Extract the full set of records that follows, word for word.

Figure dataset records
──────────

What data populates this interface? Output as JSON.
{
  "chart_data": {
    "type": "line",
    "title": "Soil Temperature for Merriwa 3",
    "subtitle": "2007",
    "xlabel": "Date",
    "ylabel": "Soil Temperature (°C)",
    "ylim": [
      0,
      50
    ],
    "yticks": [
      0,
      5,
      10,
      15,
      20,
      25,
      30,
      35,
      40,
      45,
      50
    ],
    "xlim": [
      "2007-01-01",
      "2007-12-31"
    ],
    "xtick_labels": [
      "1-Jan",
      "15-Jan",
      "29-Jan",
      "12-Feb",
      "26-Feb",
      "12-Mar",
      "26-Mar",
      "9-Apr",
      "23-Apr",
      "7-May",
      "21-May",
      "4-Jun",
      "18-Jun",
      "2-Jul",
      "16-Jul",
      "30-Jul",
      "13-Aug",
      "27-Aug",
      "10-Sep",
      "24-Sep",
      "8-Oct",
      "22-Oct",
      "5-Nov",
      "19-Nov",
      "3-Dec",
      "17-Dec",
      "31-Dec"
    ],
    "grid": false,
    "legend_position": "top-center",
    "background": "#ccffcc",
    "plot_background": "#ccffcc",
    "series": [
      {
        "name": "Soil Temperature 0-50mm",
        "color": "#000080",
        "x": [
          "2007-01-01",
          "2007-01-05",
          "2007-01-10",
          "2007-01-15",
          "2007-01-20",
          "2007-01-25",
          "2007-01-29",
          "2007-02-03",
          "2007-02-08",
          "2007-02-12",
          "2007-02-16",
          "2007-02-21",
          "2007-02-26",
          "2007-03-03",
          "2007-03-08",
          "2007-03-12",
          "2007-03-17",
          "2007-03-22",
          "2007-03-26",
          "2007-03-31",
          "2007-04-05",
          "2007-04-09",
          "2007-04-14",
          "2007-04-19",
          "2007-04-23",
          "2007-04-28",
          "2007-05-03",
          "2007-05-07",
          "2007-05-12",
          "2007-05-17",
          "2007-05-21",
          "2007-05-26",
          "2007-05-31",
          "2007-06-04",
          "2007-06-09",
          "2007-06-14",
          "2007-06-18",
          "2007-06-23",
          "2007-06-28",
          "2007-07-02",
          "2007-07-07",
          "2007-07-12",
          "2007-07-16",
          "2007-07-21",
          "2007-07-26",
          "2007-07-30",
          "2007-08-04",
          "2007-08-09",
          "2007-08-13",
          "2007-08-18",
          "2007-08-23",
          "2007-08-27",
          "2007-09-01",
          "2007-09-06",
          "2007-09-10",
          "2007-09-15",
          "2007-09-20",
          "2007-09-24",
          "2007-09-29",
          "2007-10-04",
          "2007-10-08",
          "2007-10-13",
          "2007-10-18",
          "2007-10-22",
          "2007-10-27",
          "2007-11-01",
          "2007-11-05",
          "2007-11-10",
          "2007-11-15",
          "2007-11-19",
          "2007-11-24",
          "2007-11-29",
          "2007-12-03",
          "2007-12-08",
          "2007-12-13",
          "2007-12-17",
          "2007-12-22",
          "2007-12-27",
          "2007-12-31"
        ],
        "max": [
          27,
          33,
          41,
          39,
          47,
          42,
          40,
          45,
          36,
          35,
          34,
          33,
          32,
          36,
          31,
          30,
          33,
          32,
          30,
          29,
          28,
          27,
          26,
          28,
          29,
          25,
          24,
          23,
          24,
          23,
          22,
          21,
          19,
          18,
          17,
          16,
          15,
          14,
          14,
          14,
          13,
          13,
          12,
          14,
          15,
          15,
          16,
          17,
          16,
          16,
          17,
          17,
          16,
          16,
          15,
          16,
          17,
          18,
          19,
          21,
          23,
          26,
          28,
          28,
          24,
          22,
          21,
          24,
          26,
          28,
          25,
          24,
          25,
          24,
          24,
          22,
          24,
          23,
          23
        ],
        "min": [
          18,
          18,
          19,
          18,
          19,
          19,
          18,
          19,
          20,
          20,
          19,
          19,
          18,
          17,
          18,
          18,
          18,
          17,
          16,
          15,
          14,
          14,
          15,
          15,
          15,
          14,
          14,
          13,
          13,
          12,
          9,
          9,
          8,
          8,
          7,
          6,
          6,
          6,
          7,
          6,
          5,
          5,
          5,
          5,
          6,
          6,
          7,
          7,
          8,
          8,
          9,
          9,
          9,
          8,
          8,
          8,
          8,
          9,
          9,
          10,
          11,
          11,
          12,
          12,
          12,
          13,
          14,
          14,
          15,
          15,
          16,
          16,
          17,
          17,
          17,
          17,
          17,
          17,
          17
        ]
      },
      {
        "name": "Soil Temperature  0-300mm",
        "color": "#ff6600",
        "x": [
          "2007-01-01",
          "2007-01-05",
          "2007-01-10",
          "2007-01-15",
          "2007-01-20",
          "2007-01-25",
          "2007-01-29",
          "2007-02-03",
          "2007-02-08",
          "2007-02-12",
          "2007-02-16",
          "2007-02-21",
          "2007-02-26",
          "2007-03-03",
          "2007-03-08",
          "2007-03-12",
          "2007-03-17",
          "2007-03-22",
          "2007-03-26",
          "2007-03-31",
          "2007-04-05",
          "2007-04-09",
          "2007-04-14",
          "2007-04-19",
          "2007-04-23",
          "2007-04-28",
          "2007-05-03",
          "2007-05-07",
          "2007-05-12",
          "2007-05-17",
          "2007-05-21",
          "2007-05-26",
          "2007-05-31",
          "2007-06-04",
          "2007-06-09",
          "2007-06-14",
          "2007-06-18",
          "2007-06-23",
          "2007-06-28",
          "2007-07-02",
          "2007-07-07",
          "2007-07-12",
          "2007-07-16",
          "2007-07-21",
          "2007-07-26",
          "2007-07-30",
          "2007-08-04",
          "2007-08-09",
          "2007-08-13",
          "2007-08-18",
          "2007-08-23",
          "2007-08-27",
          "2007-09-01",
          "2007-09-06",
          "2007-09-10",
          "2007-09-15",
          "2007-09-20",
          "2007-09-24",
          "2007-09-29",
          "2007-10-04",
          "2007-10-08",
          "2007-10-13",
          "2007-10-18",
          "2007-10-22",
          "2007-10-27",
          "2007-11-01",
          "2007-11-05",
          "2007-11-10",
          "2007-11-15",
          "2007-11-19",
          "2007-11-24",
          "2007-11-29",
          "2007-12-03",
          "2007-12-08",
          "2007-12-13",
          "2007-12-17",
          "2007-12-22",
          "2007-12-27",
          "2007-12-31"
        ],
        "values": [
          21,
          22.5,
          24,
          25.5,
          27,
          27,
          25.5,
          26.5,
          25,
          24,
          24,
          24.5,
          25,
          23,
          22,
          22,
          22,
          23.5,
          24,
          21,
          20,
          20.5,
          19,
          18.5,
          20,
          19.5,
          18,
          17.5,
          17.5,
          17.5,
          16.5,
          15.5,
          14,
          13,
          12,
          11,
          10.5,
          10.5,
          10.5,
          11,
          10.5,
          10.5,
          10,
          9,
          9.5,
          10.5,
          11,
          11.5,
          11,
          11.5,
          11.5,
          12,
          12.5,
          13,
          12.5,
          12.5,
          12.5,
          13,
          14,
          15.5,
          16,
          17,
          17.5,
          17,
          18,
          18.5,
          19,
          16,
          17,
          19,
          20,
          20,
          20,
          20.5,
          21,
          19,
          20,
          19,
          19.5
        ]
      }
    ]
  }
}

──────────

### Reply to the task
What data populates this interface? Output as JSON.
{
  "chart_data": {
    "type": "line",
    "title": "Soil Temperature for Merriwa 3",
    "subtitle": "2007",
    "xlabel": "Date",
    "ylabel": "Soil Temperature (°C)",
    "ylim": [
      0,
      50
    ],
    "yticks": [
      0,
      5,
      10,
      15,
      20,
      25,
      30,
      35,
      40,
      45,
      50
    ],
    "xlim": [
      "2007-01-01",
      "2007-12-31"
    ],
    "xtick_labels": [
      "1-Jan",
      "15-Jan",
      "29-Jan",
      "12-Feb",
      "26-Feb",
      "12-Mar",
      "26-Mar",
      "9-Apr",
      "23-Apr",
      "7-May",
      "21-May",
      "4-Jun",
      "18-Jun",
      "2-Jul",
      "16-Jul",
      "30-Jul",
      "13-Aug",
      "27-Aug",
      "10-Sep",
      "24-Sep",
      "8-Oct",
      "22-Oct",
      "5-Nov",
      "19-Nov",
      "3-Dec",
      "17-Dec",
      "31-Dec"
    ],
    "grid": false,
    "legend_position": "top-center",
    "background": "#ccffcc",
    "plot_background": "#ccffcc",
    "series": [
      {
        "name": "Soil Temperature 0-50mm",
        "color": "#000080",
        "x": [
          "2007-01-01",
          "2007-01-05",
          "2007-01-10",
          "2007-01-15",
          "2007-01-20",
          "2007-01-25",
          "2007-01-29",
          "2007-02-03",
          "2007-02-08",
          "2007-02-12",
          "2007-02-16",
          "2007-02-21",
          "2007-02-26",
          "2007-03-03",
          "2007-03-08",
          "2007-03-12",
          "2007-03-17",
          "2007-03-22",
          "2007-03-26",
          "2007-03-31",
          "2007-04-05",
          "2007-04-09",
          "2007-04-14",
          "2007-04-19",
          "2007-04-23",
          "2007-04-28",
          "2007-05-03",
          "2007-05-07",
          "2007-05-12",
          "2007-05-17",
          "2007-05-21",
          "2007-05-26",
          "2007-05-31",
          "2007-06-04",
          "2007-06-09",
          "2007-06-14",
          "2007-06-18",
          "2007-06-23",
          "2007-06-28",
          "2007-07-02",
          "2007-07-07",
          "2007-07-12",
          "2007-07-16",
          "2007-07-21",
          "2007-07-26",
          "2007-07-30",
          "2007-08-04",
          "2007-08-09",
          "2007-08-13",
          "2007-08-18",
          "2007-08-23",
          "2007-08-27",
          "2007-09-01",
          "2007-09-06",
          "2007-09-10",
          "2007-09-15",
          "2007-09-20",
          "2007-09-24",
          "2007-09-29",
          "2007-10-04",
          "2007-10-08",
          "2007-10-13",
          "2007-10-18",
          "2007-10-22",
          "2007-10-27",
          "2007-11-01",
          "2007-11-05",
          "2007-11-10",
          "2007-11-15",
          "2007-11-19",
          "2007-11-24",
          "2007-11-29",
          "2007-12-03",
          "2007-12-08",
          "2007-12-13",
          "2007-12-17",
          "2007-12-22",
          "2007-12-27",
          "2007-12-31"
        ],
        "max": [
          27,
          33,
          41,
          39,
          47,
          42,
          40,
          45,
          36,
          35,
          34,
          33,
          32,
          36,
          31,
          30,
          33,
          32,
          30,
          29,
          28,
          27,
          26,
          28,
          29,
          25,
          24,
          23,
          24,
          23,
          22,
          21,
          19,
          18,
          17,
          16,
          15,
          14,
          14,
          14,
          13,
          13,
          12,
          14,
          15,
          15,
          16,
          17,
          16,
          16,
          17,
          17,
          16,
          16,
          15,
          16,
          17,
          18,
          19,
          21,
          23,
          26,
          28,
          28,
          24,
          22,
          21,
          24,
          26,
          28,
          25,
          24,
          25,
          24,
          24,
          22,
          24,
          23,
          23
        ],
        "min": [
          18,
          18,
          19,
          18,
          19,
          19,
          18,
          19,
          20,
          20,
          19,
          19,
          18,
          17,
          18,
          18,
          18,
          17,
          16,
          15,
          14,
          14,
          15,
          15,
          15,
          14,
          14,
          13,
          13,
          12,
          9,
          9,
          8,
          8,
          7,
          6,
          6,
          6,
          7,
          6,
          5,
          5,
          5,
          5,
          6,
          6,
          7,
          7,
          8,
          8,
          9,
          9,
          9,
          8,
          8,
          8,
          8,
          9,
          9,
          10,
          11,
          11,
          12,
          12,
          12,
          13,
          14,
          14,
          15,
          15,
          16,
          16,
          17,
          17,
          17,
          17,
          17,
          17,
          17
        ]
      },
      {
        "name": "Soil Temperature  0-300mm",
        "color": "#ff6600",
        "x": [
          "2007-01-01",
          "2007-01-05",
          "2007-01-10",
          "2007-01-15",
          "2007-01-20",
          "2007-01-25",
          "2007-01-29",
          "2007-02-03",
          "2007-02-08",
          "2007-02-12",
          "2007-02-16",
          "2007-02-21",
          "2007-02-26",
          "2007-03-03",
          "2007-03-08",
          "2007-03-12",
          "2007-03-17",
          "2007-03-22",
          "2007-03-26",
          "2007-03-31",
          "2007-04-05",
          "2007-04-09",
          "2007-04-14",
          "2007-04-19",
          "2007-04-23",
          "2007-04-28",
          "2007-05-03",
          "2007-05-07",
          "2007-05-12",
          "2007-05-17",
          "2007-05-21",
          "2007-05-26",
          "2007-05-31",
          "2007-06-04",
          "2007-06-09",
          "2007-06-14",
          "2007-06-18",
          "2007-06-23",
          "2007-06-28",
          "2007-07-02",
          "2007-07-07",
          "2007-07-12",
          "2007-07-16",
          "2007-07-21",
          "2007-07-26",
          "2007-07-30",
          "2007-08-04",
          "2007-08-09",
          "2007-08-13",
          "2007-08-18",
          "2007-08-23",
          "2007-08-27",
          "2007-09-01",
          "2007-09-06",
          "2007-09-10",
          "2007-09-15",
          "2007-09-20",
          "2007-09-24",
          "2007-09-29",
          "2007-10-04",
          "2007-10-08",
          "2007-10-13",
          "2007-10-18",
          "2007-10-22",
          "2007-10-27",
          "2007-11-01",
          "2007-11-05",
          "2007-11-10",
          "2007-11-15",
          "2007-11-19",
          "2007-11-24",
          "2007-11-29",
          "2007-12-03",
          "2007-12-08",
          "2007-12-13",
          "2007-12-17",
          "2007-12-22",
          "2007-12-27",
          "2007-12-31"
        ],
        "values": [
          21,
          22.5,
          24,
          25.5,
          27,
          27,
          25.5,
          26.5,
          25,
          24,
          24,
          24.5,
          25,
          23,
          22,
          22,
          22,
          23.5,
          24,
          21,
          20,
          20.5,
          19,
          18.5,
          20,
          19.5,
          18,
          17.5,
          17.5,
          17.5,
          16.5,
          15.5,
          14,
          13,
          12,
          11,
          10.5,
          10.5,
          10.5,
          11,
          10.5,
          10.5,
          10,
          9,
          9.5,
          10.5,
          11,
          11.5,
          11,
          11.5,
          11.5,
          12,
          12.5,
          13,
          12.5,
          12.5,
          12.5,
          13,
          14,
          15.5,
          16,
          17,
          17.5,
          17,
          18,
          18.5,
          19,
          16,
          17,
          19,
          20,
          20,
          20,
          20.5,
          21,
          19,
          20,
          19,
          19.5
        ]
      }
    ]
  }
}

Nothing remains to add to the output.